> [Task to complete]
Report the number of lines containing "above", with no other words.

> [Listing]
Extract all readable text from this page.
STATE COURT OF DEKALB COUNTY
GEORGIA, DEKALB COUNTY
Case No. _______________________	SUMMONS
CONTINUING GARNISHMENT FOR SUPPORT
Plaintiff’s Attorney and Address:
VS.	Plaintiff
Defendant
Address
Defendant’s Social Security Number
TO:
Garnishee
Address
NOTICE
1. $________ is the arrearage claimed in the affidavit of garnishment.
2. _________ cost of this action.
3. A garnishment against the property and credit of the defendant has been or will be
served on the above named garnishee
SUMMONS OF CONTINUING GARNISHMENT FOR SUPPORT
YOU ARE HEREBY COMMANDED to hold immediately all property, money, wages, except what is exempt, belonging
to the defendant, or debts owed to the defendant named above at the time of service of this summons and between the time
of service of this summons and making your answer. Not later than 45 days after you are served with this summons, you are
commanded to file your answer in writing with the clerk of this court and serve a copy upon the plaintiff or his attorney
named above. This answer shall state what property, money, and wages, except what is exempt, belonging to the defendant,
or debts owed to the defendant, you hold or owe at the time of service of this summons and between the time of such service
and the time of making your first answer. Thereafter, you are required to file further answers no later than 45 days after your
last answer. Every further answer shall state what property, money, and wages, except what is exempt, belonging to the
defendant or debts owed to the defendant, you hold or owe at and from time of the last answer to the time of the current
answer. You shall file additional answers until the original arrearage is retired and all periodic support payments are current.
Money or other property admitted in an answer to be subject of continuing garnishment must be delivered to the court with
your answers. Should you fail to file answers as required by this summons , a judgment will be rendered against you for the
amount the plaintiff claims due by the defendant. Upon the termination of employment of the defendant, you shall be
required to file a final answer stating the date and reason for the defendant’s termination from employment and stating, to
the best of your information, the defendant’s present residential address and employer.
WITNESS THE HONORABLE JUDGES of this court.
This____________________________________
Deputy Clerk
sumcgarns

> [Exercise output]
3